Your objective:
Count the lines in the records below that contain the string "handset", and give only the number.

[Box annotation data]
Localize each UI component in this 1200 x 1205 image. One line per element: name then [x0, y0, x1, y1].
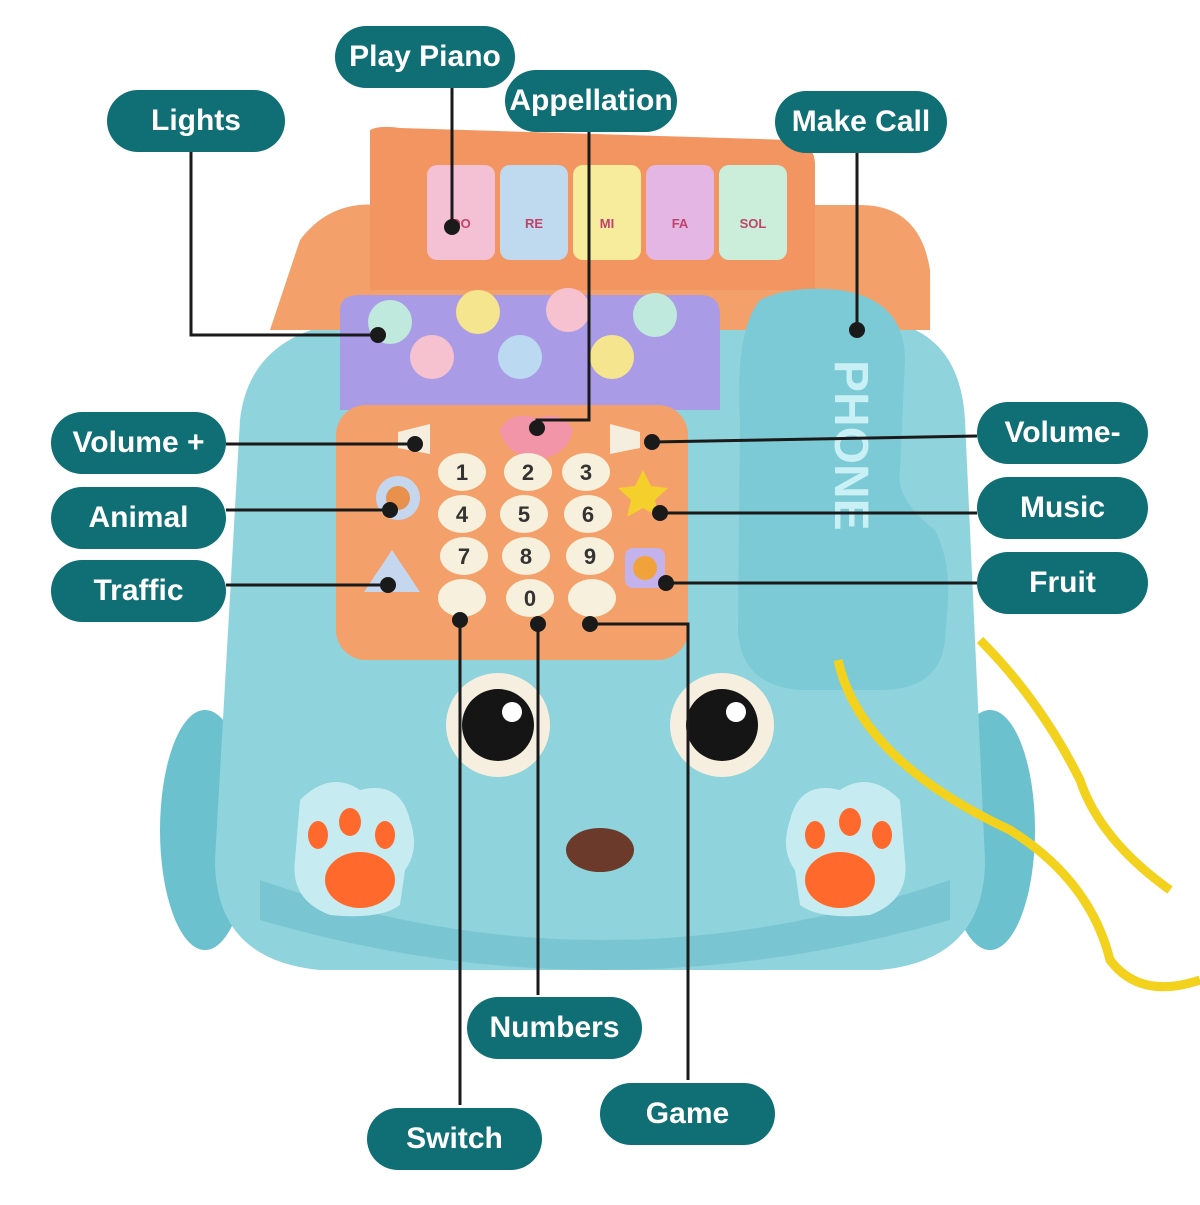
light-bulb[interactable] [590, 335, 634, 379]
leader-line-volume-minus [651, 434, 978, 444]
number-key-7[interactable] [440, 537, 488, 575]
number-key-0[interactable] [506, 579, 554, 617]
left-pupil [462, 689, 534, 761]
leader-line-lights [189, 150, 378, 337]
leader-dot [644, 434, 660, 450]
callout-volume-plus: Volume + [51, 412, 226, 474]
number-key-3[interactable] [562, 453, 610, 491]
left-paw-toe [308, 821, 328, 849]
music-button[interactable] [618, 470, 668, 517]
piano-key-sol[interactable] [719, 165, 787, 260]
number-key-2[interactable] [504, 453, 552, 491]
right-paw-toe [872, 821, 892, 849]
leader-dot [582, 616, 598, 632]
number-label: 0 [524, 586, 536, 611]
game-button[interactable] [568, 579, 616, 617]
volume-minus-button[interactable] [610, 424, 640, 454]
piano-key-fa[interactable] [646, 165, 714, 260]
number-label: 7 [458, 544, 470, 569]
piano-key-mi[interactable] [573, 165, 641, 260]
leader-dot [370, 327, 386, 343]
callout-lights: Lights [107, 90, 285, 152]
light-bulb[interactable] [410, 335, 454, 379]
left-paw-main [325, 852, 395, 908]
number-label: 3 [580, 460, 592, 485]
left-paw-toe [339, 808, 361, 836]
piano-key-label: MI [600, 216, 614, 231]
right-eye-shine [726, 702, 746, 722]
traffic-button[interactable] [364, 550, 420, 592]
callout-numbers: Numbers [467, 997, 642, 1059]
leader-dot [452, 612, 468, 628]
piano-key-label: FA [672, 216, 689, 231]
right-paw-toe [805, 821, 825, 849]
appellation-button[interactable] [500, 415, 573, 460]
leader-dot [382, 502, 398, 518]
handset-label: PHONE [824, 360, 877, 531]
piano-key-label: RE [525, 216, 543, 231]
left-paw-toe [375, 821, 395, 849]
pull-cord [833, 659, 1200, 992]
callout-appellation: Appellation [505, 70, 677, 132]
fruit-icon [633, 556, 657, 580]
callout-traffic: Traffic [51, 560, 226, 622]
callout-animal: Animal [51, 487, 226, 549]
right-pupil [686, 689, 758, 761]
leader-line-game [590, 622, 690, 1080]
callout-make-call: Make Call [775, 91, 947, 153]
number-label: 8 [520, 544, 532, 569]
number-key-8[interactable] [502, 537, 550, 575]
number-keys: 1 2 3 4 5 6 7 8 9 0 [438, 453, 616, 617]
piano-key-do[interactable] [427, 165, 495, 260]
callout-switch: Switch [367, 1108, 542, 1170]
light-bulb[interactable] [546, 288, 590, 332]
light-bulb[interactable] [633, 293, 677, 337]
right-paw-toe [839, 808, 861, 836]
leader-dot [380, 577, 396, 593]
light-bulb[interactable] [498, 335, 542, 379]
leader-dot [407, 436, 423, 452]
light-bulb[interactable] [456, 290, 500, 334]
number-key-1[interactable] [438, 453, 486, 491]
leader-dot [444, 219, 460, 235]
leader-dot [530, 616, 546, 632]
piano-key-re[interactable] [500, 165, 568, 260]
number-key-5[interactable] [500, 495, 548, 533]
piano: DO RE MI FA SOL [427, 165, 787, 260]
callout-game: Game [600, 1083, 775, 1145]
number-label: 1 [456, 460, 468, 485]
number-label: 4 [456, 502, 469, 527]
left-eye-shine [502, 702, 522, 722]
leader-lines [189, 85, 978, 1105]
right-paw-main [805, 852, 875, 908]
callout-fruit: Fruit [977, 552, 1148, 614]
leader-dot [658, 575, 674, 591]
number-label: 5 [518, 502, 530, 527]
number-key-9[interactable] [566, 537, 614, 575]
piano-key-label: SOL [740, 216, 767, 231]
callout-music: Music [977, 477, 1148, 539]
leader-dots [370, 219, 865, 632]
lights [368, 288, 677, 379]
leader-dot [652, 505, 668, 521]
switch-button[interactable] [438, 579, 486, 617]
callout-play-piano: Play Piano [335, 26, 515, 88]
number-key-4[interactable] [438, 495, 486, 533]
number-key-6[interactable] [564, 495, 612, 533]
leader-dot [849, 322, 865, 338]
pull-cord [976, 636, 1173, 894]
bumper [260, 880, 950, 970]
toy-phone: DO RE MI FA SOL PHONE [160, 126, 1200, 992]
number-label: 6 [582, 502, 594, 527]
nose [566, 828, 634, 872]
handset[interactable] [738, 288, 949, 690]
number-label: 9 [584, 544, 596, 569]
number-label: 2 [522, 460, 534, 485]
leader-dot [529, 420, 545, 436]
callout-volume-minus: Volume- [977, 402, 1148, 464]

Correct result:
2